> TASK TO CARRY OUT
Please report every line from the material that contains the word "data".

— START —

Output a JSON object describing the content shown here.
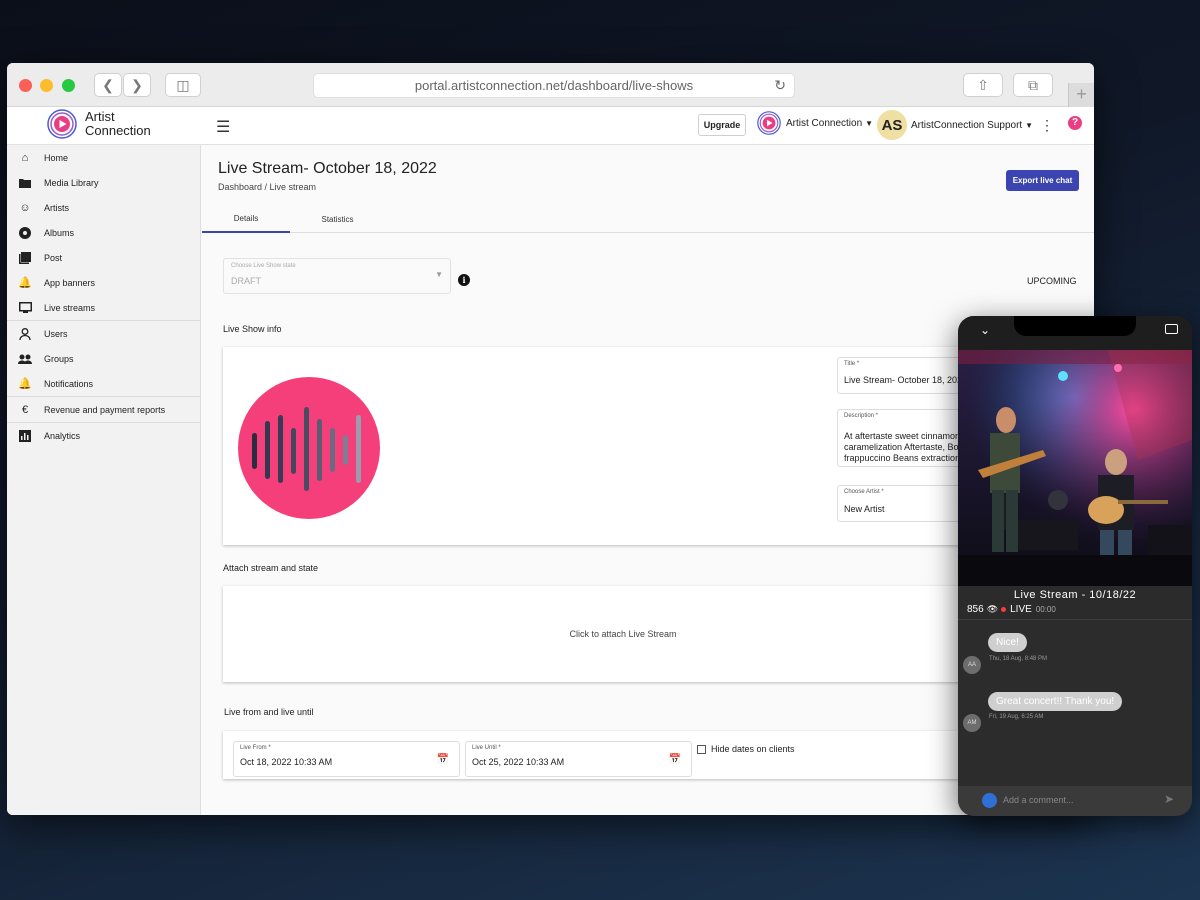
{
  "browser": {
    "url": "portal.artistconnection.net/dashboard/live-shows",
    "plus_label": "+"
  },
  "header": {
    "logo_line1": "Artist",
    "logo_line2": "Connection",
    "upgrade_label": "Upgrade",
    "org_name": "Artist Connection",
    "user_initials": "AS",
    "user_name": "ArtistConnection Support",
    "help_label": "?"
  },
  "sidebar": {
    "items": [
      {
        "label": "Home",
        "icon": "home-icon"
      },
      {
        "label": "Media Library",
        "icon": "folder-icon"
      },
      {
        "label": "Artists",
        "icon": "face-icon"
      },
      {
        "label": "Albums",
        "icon": "album-icon"
      },
      {
        "label": "Post",
        "icon": "post-library-icon"
      },
      {
        "label": "App banners",
        "icon": "bell-icon"
      },
      {
        "label": "Live streams",
        "icon": "monitor-icon"
      },
      {
        "label": "Users",
        "icon": "person-icon"
      },
      {
        "label": "Groups",
        "icon": "group-icon"
      },
      {
        "label": "Notifications",
        "icon": "bell-icon"
      },
      {
        "label": "Revenue and payment reports",
        "icon": "euro-icon"
      },
      {
        "label": "Analytics",
        "icon": "chart-icon"
      }
    ]
  },
  "main": {
    "title": "Live Stream- October 18, 2022",
    "breadcrumb": "Dashboard / Live stream",
    "export_label": "Export live chat",
    "tabs": [
      {
        "label": "Details",
        "active": true
      },
      {
        "label": "Statistics",
        "active": false
      }
    ],
    "state_select": {
      "label": "Choose Live Show state",
      "value": "DRAFT"
    },
    "state_status": "UPCOMING",
    "live_show_info_label": "Live Show info",
    "title_field": {
      "label": "Title *",
      "value": "Live Stream- October 18, 2022"
    },
    "description_field": {
      "label": "Description *",
      "lines": [
        "At aftertaste sweet cinnamon",
        "caramelization Aftertaste, Body",
        "frappuccino Beans extraction"
      ]
    },
    "artist_field": {
      "label": "Choose Artist *",
      "value": "New Artist"
    },
    "attach_label": "Attach stream and state",
    "attach_text": "Click to attach Live Stream",
    "live_range_label": "Live from and live until",
    "live_from": {
      "label": "Live From *",
      "value": "Oct 18, 2022 10:33 AM"
    },
    "live_until": {
      "label": "Live Until *",
      "value": "Oct 25, 2022 10:33 AM"
    },
    "hide_dates_label": "Hide dates on clients"
  },
  "phone": {
    "stream_title": "Live Stream - 10/18/22",
    "viewer_count": "856",
    "live_label": "LIVE",
    "live_time": "00:00",
    "messages": [
      {
        "initials": "AA",
        "text": "Nice!",
        "time": "Thu, 18 Aug, 8:48 PM"
      },
      {
        "initials": "AM",
        "text": "Great concert!! Thank you!",
        "time": "Fri, 19 Aug, 6:25 AM"
      }
    ],
    "comment_placeholder": "Add a comment..."
  },
  "colors": {
    "accent": "#3c44b1",
    "brand_pink": "#e93d84",
    "live_red": "#ff3b3b"
  }
}
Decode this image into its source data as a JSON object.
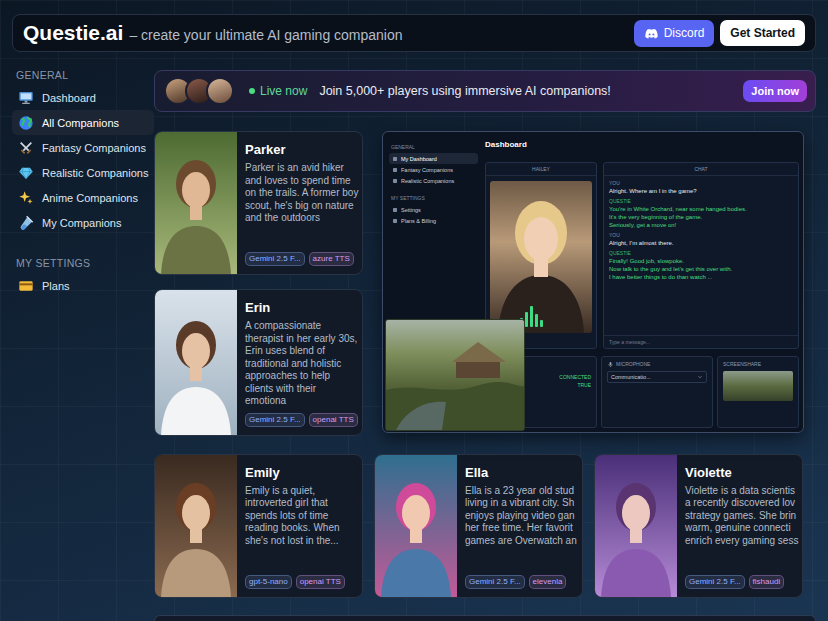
{
  "header": {
    "logo": "Questie.ai",
    "tagline": "– create your ultimate AI gaming companion",
    "buttons": [
      {
        "label": "Discord",
        "kind": "discord"
      },
      {
        "label": "Get Started",
        "kind": "primary"
      }
    ]
  },
  "sidebar": {
    "sections": [
      {
        "title": "GENERAL",
        "items": [
          {
            "label": "Dashboard",
            "selected": false
          },
          {
            "label": "All Companions",
            "selected": true
          },
          {
            "label": "Fantasy Companions",
            "selected": false
          },
          {
            "label": "Realistic Companions",
            "selected": false
          },
          {
            "label": "Anime Companions",
            "selected": false
          },
          {
            "label": "My Companions",
            "selected": false
          }
        ]
      },
      {
        "title": "MY SETTINGS",
        "items": [
          {
            "label": "Plans",
            "selected": false
          }
        ]
      }
    ]
  },
  "banner": {
    "status": "Live now",
    "text": "Join 5,000+ players using immersive AI companions!",
    "button": "Join now"
  },
  "companions": [
    {
      "name": "Parker",
      "description": "Parker is an avid hiker and loves to spend time on the trails. A former boy scout, he's big on nature and the outdoors",
      "tags": [
        {
          "label": "Gemini 2.5 F...",
          "color": "#8fb0ff"
        },
        {
          "label": "azure TTS",
          "color": "#d39cf5"
        }
      ]
    },
    {
      "name": "Erin",
      "description": "A compassionate therapist in her early 30s, Erin uses blend of traditional and holistic approaches to help clients with their emotiona",
      "tags": [
        {
          "label": "Gemini 2.5 F...",
          "color": "#8fb0ff"
        },
        {
          "label": "openai TTS",
          "color": "#d39cf5"
        }
      ]
    },
    {
      "name": "Emily",
      "description": "Emily is a quiet, introverted girl that spends lots of time reading books. When she's not lost in the...",
      "tags": [
        {
          "label": "gpt-5-nano",
          "color": "#8fb0ff"
        },
        {
          "label": "openai TTS",
          "color": "#d39cf5"
        }
      ]
    },
    {
      "name": "Ella",
      "description": "Ella is a 23 year old stud living in a vibrant city. Sh enjoys playing video gan her free time. Her favorit games are Overwatch an",
      "tags": [
        {
          "label": "Gemini 2.5 F...",
          "color": "#8fb0ff"
        },
        {
          "label": "elevenla",
          "color": "#d39cf5"
        }
      ]
    },
    {
      "name": "Violette",
      "description": "Violette is a data scientis a recently discovered lov strategy games. She brin warm, genuine connecti enrich every gaming sess",
      "tags": [
        {
          "label": "Gemini 2.5 F...",
          "color": "#8fb0ff"
        },
        {
          "label": "fishaudi",
          "color": "#d39cf5"
        }
      ]
    }
  ],
  "preview": {
    "sidebar": {
      "sections": [
        {
          "title": "GENERAL",
          "items": [
            {
              "label": "My Dashboard",
              "selected": true
            },
            {
              "label": "Fantasy Companions",
              "selected": false
            },
            {
              "label": "Realistic Companions",
              "selected": false
            }
          ]
        },
        {
          "title": "MY SETTINGS",
          "items": [
            {
              "label": "Settings",
              "selected": false
            },
            {
              "label": "Plans & Billing",
              "selected": false
            }
          ]
        }
      ]
    },
    "title": "Dashboard",
    "character_panel": {
      "title": "HAILEY"
    },
    "chat": {
      "title": "CHAT",
      "messages": [
        {
          "speaker": "YOU",
          "kind": "user",
          "lines": [
            "Alright. Where am I in the game?"
          ]
        },
        {
          "speaker": "QUESTIE",
          "kind": "bot",
          "lines": [
            "You're in White Orchard, near some hanged bodies.",
            "It's the very beginning of the game.",
            "Seriously, get a move on!"
          ]
        },
        {
          "speaker": "YOU",
          "kind": "user",
          "lines": [
            "Alright, I'm almost there."
          ]
        },
        {
          "speaker": "QUESTIE",
          "kind": "bot",
          "lines": [
            "Finally! Good job, slowpoke.",
            "Now talk to the guy and let's get this over with.",
            "I have better things to do than watch ..."
          ]
        }
      ],
      "input_placeholder": "Type a message..."
    },
    "connection": {
      "label": "CONNECTED",
      "value": "TRUE"
    },
    "microphone": {
      "label": "MICROPHONE",
      "device": "Communicatio..."
    },
    "screenshare": {
      "label": "SCREENSHARE"
    }
  }
}
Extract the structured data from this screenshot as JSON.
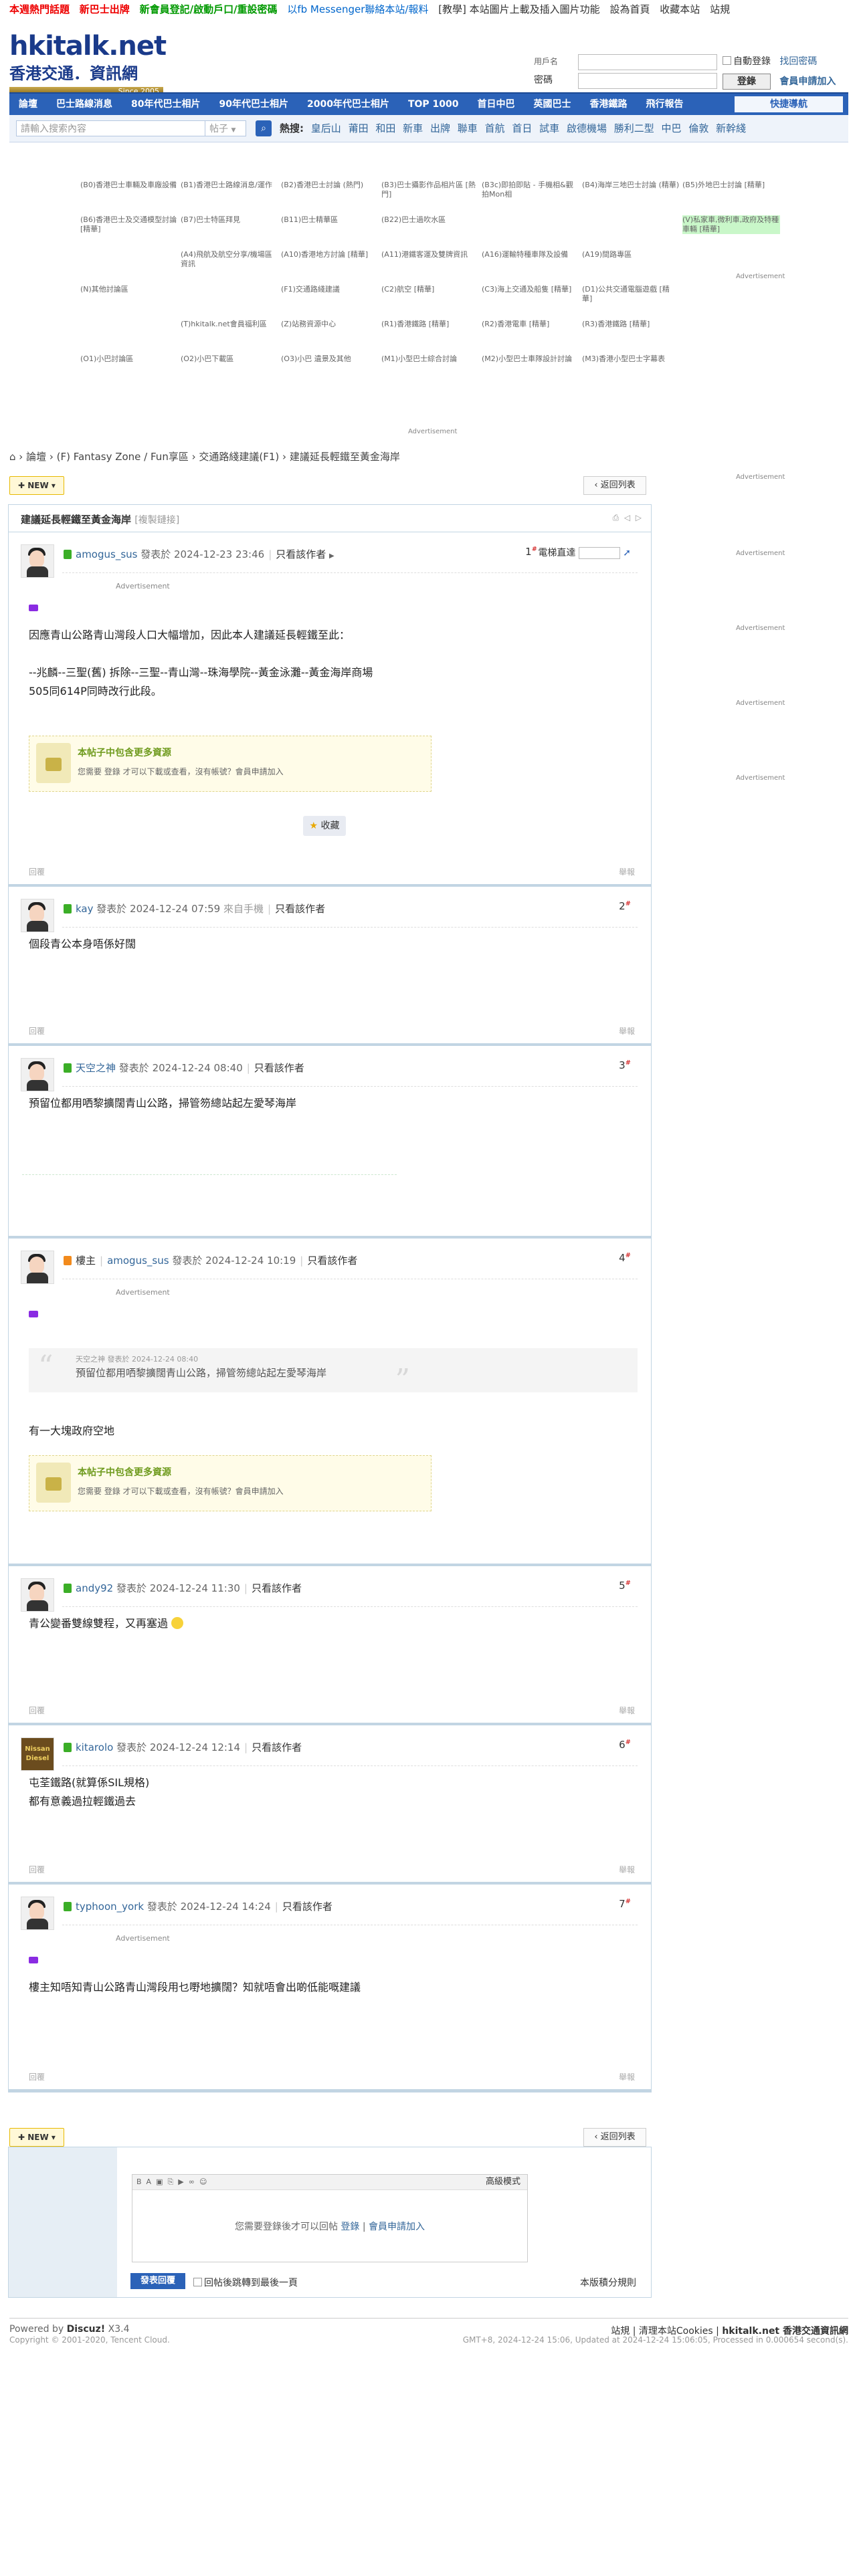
{
  "topbar": [
    {
      "text": "本週熱門話題",
      "style": "red"
    },
    {
      "text": "新巴士出牌",
      "style": "red"
    },
    {
      "text": "新會員登記/啟動戶口/重設密碼",
      "style": "green"
    },
    {
      "text": "以fb Messenger聯絡本站/報料",
      "style": "blue"
    },
    {
      "text": "[教學] 本站圖片上載及插入圖片功能",
      "style": "plain"
    },
    {
      "text": "設為首頁",
      "style": "plain"
    },
    {
      "text": "收藏本站",
      "style": "plain"
    },
    {
      "text": "站規",
      "style": "plain"
    }
  ],
  "logo": {
    "line1": "hkitalk.net",
    "line2": "香港交通．資訊網",
    "since": "Since 2005"
  },
  "login": {
    "username_label": "用戶名",
    "password_label": "密碼",
    "auto_login": "自動登錄",
    "forgot": "找回密碼",
    "login_button": "登錄",
    "register": "會員申請加入"
  },
  "nav": {
    "items": [
      "論壇",
      "巴士路線消息",
      "80年代巴士相片",
      "90年代巴士相片",
      "2000年代巴士相片",
      "TOP 1000",
      "首日中巴",
      "英國巴士",
      "香港鐵路",
      "飛行報告"
    ],
    "quick": "快捷導航"
  },
  "search": {
    "placeholder": "請輸入搜索內容",
    "type": "帖子",
    "hot_label": "熱搜:",
    "hot": [
      "皇后山",
      "莆田",
      "和田",
      "新車",
      "出牌",
      "聯車",
      "首航",
      "首日",
      "試車",
      "啟德機場",
      "勝利二型",
      "中巴",
      "倫敦",
      "新幹綫"
    ]
  },
  "links": [
    "(B0)香港巴士車輛及車廠設備",
    "(B1)香港巴士路線消息/運作",
    "(B2)香港巴士討論 (熱門)",
    "(B3)巴士攝影作品相片區 [熱門]",
    "(B3c)即拍即貼 - 手機相&觀拍Mon相",
    "(B4)海岸三地巴士討論 (精華)",
    "(B5)外地巴士討論 [精華]",
    "(B6)香港巴士及交通模型討論 [精華]",
    "(B7)巴士特區拜見",
    "(B11)巴士精華區",
    "(B22)巴士過吹水區",
    "",
    "",
    "(V)私家車,微利車,政府及特種車輛 [精華]",
    "",
    "(A4)飛航及航空分享/機場區資訊",
    "(A10)香港地方討論 [精華]",
    "(A11)港鐵客運及雙牌資訊",
    "(A16)運輸特種車隊及設備",
    "(A19)間路專區",
    "",
    "(N)其他討論區",
    "",
    "(F1)交通路綫建議",
    "(C2)航空 [精華]",
    "(C3)海上交通及船隻 [精華]",
    "(D1)公共交通電腦遊戲 [精華]",
    "",
    "",
    "(T)hkitalk.net會員福利區",
    "(Z)站務資源中心",
    "(R1)香港鐵路 [精華]",
    "(R2)香港電車 [精華]",
    "(R3)香港鐵路 [精華]",
    "",
    "(O1)小巴討論區",
    "(O2)小巴下載區",
    "(O3)小巴 遺景及其他",
    "(M1)小型巴士綜合討論",
    "(M2)小型巴士車隊設計討論",
    "(M3)香港小型巴士字幕表",
    "",
    "",
    "",
    ""
  ],
  "highlight_index": 13,
  "advert_label": "Advertisement",
  "breadcrumb": [
    "論壇",
    "(F) Fantasy Zone / Fun享區",
    "交通路綫建議(F1)",
    "建議延長輕鐵至黃金海岸"
  ],
  "new_button": "NEW",
  "back_button": "返回列表",
  "thread": {
    "title": "建議延長輕鐵至黃金海岸",
    "copy_link": "[複製鏈接]"
  },
  "only_author": "只看該作者",
  "jump_label": "電梯直達",
  "reply_label": "回覆",
  "report_label": "舉報",
  "fav_label": "收藏",
  "locked": {
    "title": "本帖子中包含更多資源",
    "body": "您需要 登錄 才可以下載或查看，沒有帳號？會員申請加入"
  },
  "posts": [
    {
      "author": "amogus_sus",
      "date": "發表於 2024-12-23 23:46",
      "num": "1",
      "lines": [
        "因應青山公路青山灣段人口大幅增加，因此本人建議延長輕鐵至此：",
        "",
        "--兆麟--三聖(舊) 拆除--三聖--青山灣--珠海學院--黃金泳灘--黃金海岸商場",
        "505同614P同時改行此段。"
      ],
      "avatar": "person"
    },
    {
      "author": "kay",
      "date": "發表於 2024-12-24 07:59",
      "mobile": "來自手機",
      "num": "2",
      "lines": [
        "個段青公本身唔係好闊"
      ],
      "avatar": "person"
    },
    {
      "author": "天空之神",
      "date": "發表於 2024-12-24 08:40",
      "num": "3",
      "lines": [
        "預留位都用哂黎擴闊青山公路，掃管笏總站起左愛琴海岸"
      ],
      "avatar": "person"
    },
    {
      "author": "amogus_sus",
      "date": "發表於 2024-12-24 10:19",
      "num": "4",
      "owner": "樓主",
      "quote_head": "天空之神 發表於 2024-12-24 08:40",
      "quote_body": "預留位都用哂黎擴闊青山公路，掃管笏總站起左愛琴海岸",
      "lines": [
        "有一大塊政府空地"
      ],
      "avatar": "person"
    },
    {
      "author": "andy92",
      "date": "發表於 2024-12-24 11:30",
      "num": "5",
      "lines": [
        "青公變番雙線雙程，又再塞過"
      ],
      "avatar": "person"
    },
    {
      "author": "kitarolo",
      "date": "發表於 2024-12-24 12:14",
      "num": "6",
      "lines": [
        "屯荃鐵路(就算係SIL規格)",
        "都有意義過拉輕鐵過去"
      ],
      "avatar": "brown",
      "avatar_text": "Nissan Diesel"
    },
    {
      "author": "typhoon_york",
      "date": "發表於 2024-12-24 14:24",
      "num": "7",
      "lines": [
        "樓主知唔知青山公路青山灣段用乜嘢地擴闊？知就唔會出啲低能嘅建議"
      ],
      "avatar": "person"
    }
  ],
  "reply": {
    "advanced": "高級模式",
    "need_login": "您需要登錄後才可以回帖",
    "login": "登錄",
    "register": "會員申請加入",
    "send": "發表回覆",
    "back_to_last": "回帖後跳轉到最後一頁",
    "rules": "本版積分規則"
  },
  "footer": {
    "powered": "Powered by",
    "discuz": "Discuz!",
    "version": "X3.4",
    "copyright": "Copyright © 2001-2020, Tencent Cloud.",
    "links": [
      "站規",
      "清理本站Cookies",
      "hkitalk.net 香港交通資訊網"
    ],
    "stats": "GMT+8, 2024-12-24 15:06, Updated at 2024-12-24 15:06:05, Processed in 0.000654 second(s)."
  }
}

— END —

> WRITTEN REPLY
Decode this image into its source data as a JSON object.
      "description": "Violette is a data scientis a recently discovered lov strategy games. She brin warm, genuine connecti enrich every gaming sess",
Extract the structured data from this screenshot as JSON.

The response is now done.